HOW TO COMPLETE THIS TASK:
One line at a time, check the entries below for the word "which", and copy each line that has it.

RECORDS SHOWN:

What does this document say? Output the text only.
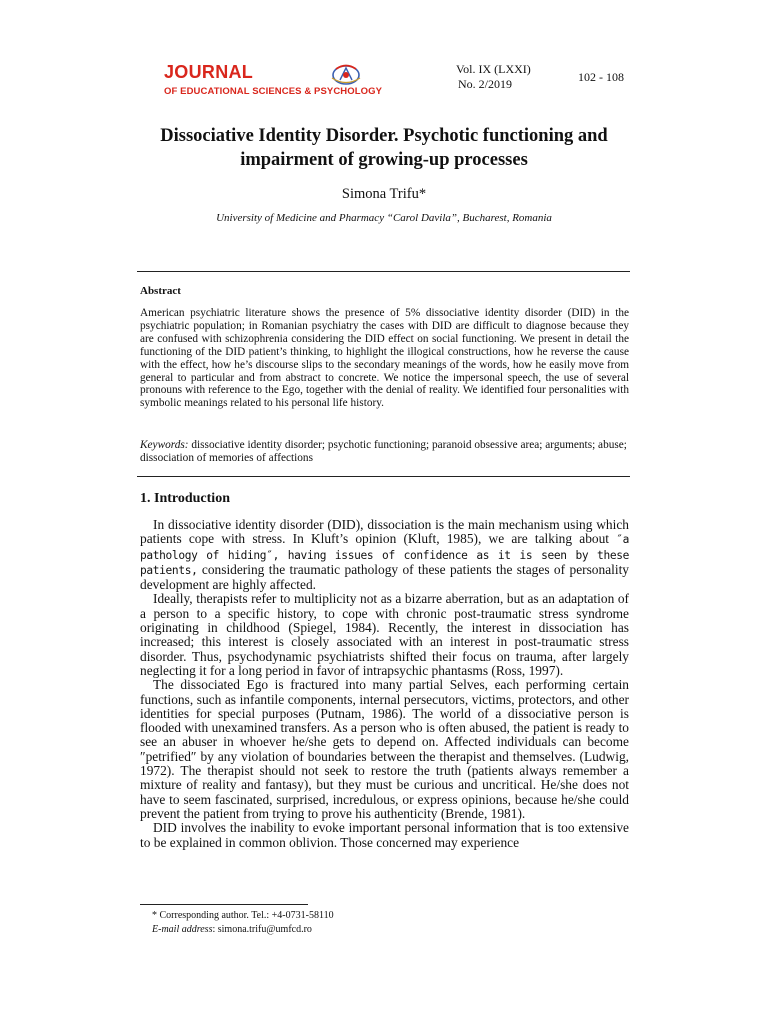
JOURNAL
OF EDUCATIONAL SCIENCES & PSYCHOLOGY
Vol. IX (LXXI)
No. 2/2019	102 - 108
Dissociative Identity Disorder. Psychotic functioning and impairment of growing-up processes
Simona Trifu*
University of Medicine and Pharmacy “Carol Davila”, Bucharest, Romania
Abstract
American psychiatric literature shows the presence of 5% dissociative identity disorder (DID) in the psychiatric population; in Romanian psychiatry the cases with DID are difficult to diagnose because they are confused with schizophrenia considering the DID effect on social functioning. We present in detail the functioning of the DID patient’s thinking, to highlight the illogical constructions, how he reverse the cause with the effect, how he’s discourse slips to the secondary meanings of the words, how he easily move from general to particular and from abstract to concrete. We notice the impersonal speech, the use of several pronouns with reference to the Ego, together with the denial of reality. We identified four personalities with symbolic meanings related to his personal life history.
Keywords: dissociative identity disorder; psychotic functioning; paranoid obsessive area; arguments; abuse; dissociation of memories of affections
1. Introduction

In dissociative identity disorder (DID), dissociation is the main mechanism using which patients cope with stress. In Kluft’s opinion (Kluft, 1985), we are talking about ″a pathology of hiding″, having issues of confidence as it is seen by these patients, considering the traumatic pathology of these patients the stages of personality development are highly affected.

Ideally, therapists refer to multiplicity not as a bizarre aberration, but as an adaptation of a person to a specific history, to cope with chronic post-traumatic stress syndrome originating in childhood (Spiegel, 1984). Recently, the interest in dissociation has increased; this interest is closely associated with an interest in post-traumatic stress disorder. Thus, psychodynamic psychiatrists shifted their focus on trauma, after largely neglecting it for a long period in favor of intrapsychic phantasms (Ross, 1997).

The dissociated Ego is fractured into many partial Selves, each performing certain functions, such as infantile components, internal persecutors, victims, protectors, and other identities for special purposes (Putnam, 1986). The world of a dissociative person is flooded with unexamined transfers. As a person who is often abused, the patient is ready to see an abuser in whoever he/she gets to depend on. Affected individuals can become ″petrified″ by any violation of boundaries between the therapist and themselves. (Ludwig, 1972). The therapist should not seek to restore the truth (patients always remember a mixture of reality and fantasy), but they must be curious and uncritical. He/she does not have to seem fascinated, surprised, incredulous, or express opinions, because he/she could prevent the patient from trying to prove his authenticity (Brende, 1981).

DID involves the inability to evoke important personal information that is too extensive to be explained in common oblivion. Those concerned may experience

* Corresponding author. Tel.: +4-0731-58110
E-mail address: simona.trifu@umfcd.ro
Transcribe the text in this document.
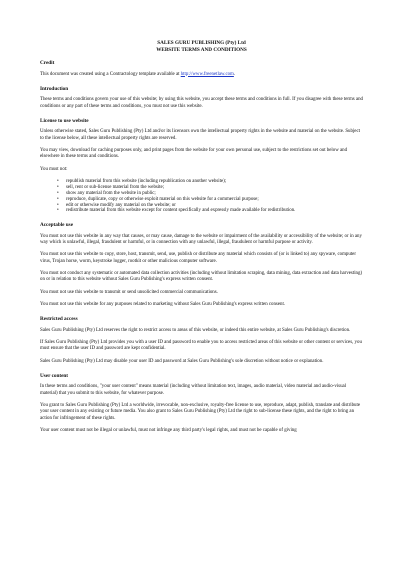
SALES GURU PUBLISHING (Pty) Ltd
WEBSITE TERMS AND CONDITIONS
Credit

This document was created using a Contractology template available at http://www.freenetlaw.com.

Introduction

These terms and conditions govern your use of this website; by using this website, you accept these terms and conditions in full. If you disagree with these terms and conditions or any part of these terms and conditions, you must not use this website.

License to use website

Unless otherwise stated, Sales Guru Publishing (Pty) Ltd and/or its licensors own the intellectual property rights in the website and material on the website. Subject to the license below, all these intellectual property rights are reserved.

You may view, download for caching purposes only, and print pages from the website for your own personal use, subject to the restrictions set out below and elsewhere in these terms and conditions.

You must not:

• republish material from this website (including republication on another website);
• sell, rent or sub-license material from the website;
• show any material from the website in public;
• reproduce, duplicate, copy or otherwise exploit material on this website for a commercial purpose;
• edit or otherwise modify any material on the website; or
• redistribute material from this website except for content specifically and expressly made available for redistribution.
Acceptable use

You must not use this website in any way that causes, or may cause, damage to the website or impairment of the availability or accessibility of the website; or in any way which is unlawful, illegal, fraudulent or harmful, or in connection with any unlawful, illegal, fraudulent or harmful purpose or activity.

You must not use this website to copy, store, host, transmit, send, use, publish or distribute any material which consists of (or is linked to) any spyware, computer virus, Trojan horse, worm, keystroke logger, rootkit or other malicious computer software.

You must not conduct any systematic or automated data collection activities (including without limitation scraping, data mining, data extraction and data harvesting) on or in relation to this website without Sales Guru Publishing's express written consent.

You must not use this website to transmit or send unsolicited commercial communications.

You must not use this website for any purposes related to marketing without Sales Guru Publishing's express written consent.

Restricted access

Sales Guru Publishing (Pty) Ltd reserves the right to restrict access to areas of this website, or indeed this entire website, at Sales Guru Publishing's discretion.

If Sales Guru Publishing (Pty) Ltd provides you with a user ID and password to enable you to access restricted areas of this website or other content or services, you must ensure that the user ID and password are kept confidential.

Sales Guru Publishing (Pty) Ltd may disable your user ID and password at Sales Guru Publishing's sole discretion without notice or explanation.

User content

In these terms and conditions, "your user content" means material (including without limitation text, images, audio material, video material and audio-visual material) that you submit to this website, for whatever purpose.

You grant to Sales Guru Publishing (Pty) Ltd a worldwide, irrevocable, non-exclusive, royalty-free license to use, reproduce, adapt, publish, translate and distribute your user content in any existing or future media. You also grant to Sales Guru Publishing (Pty) Ltd the right to sub-license these rights, and the right to bring an action for infringement of these rights.

Your user content must not be illegal or unlawful, must not infringe any third party's legal rights, and must not be capable of giving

COMPLETED TASK:
In dissociative identity disorder (DID), dissociation is the main mechanism using which patients cope with stress. In Kluft’s opinion (Kluft, 1985), we are talking about ″a pathology of hiding″, having issues of confidence as it is seen by these patients, considering the traumatic pathology of these patients the stages of personality development are highly affected.
You must not use this website in any way that causes, or may cause, damage to the website or impairment of the availability or accessibility of the website; or in any way which is unlawful, illegal, fraudulent or harmful, or in connection with any unlawful, illegal, fraudulent or harmful purpose or activity.
You must not use this website to copy, store, host, transmit, send, use, publish or distribute any material which consists of (or is linked to) any spyware, computer virus, Trojan horse, worm, keystroke logger, rootkit or other malicious computer software.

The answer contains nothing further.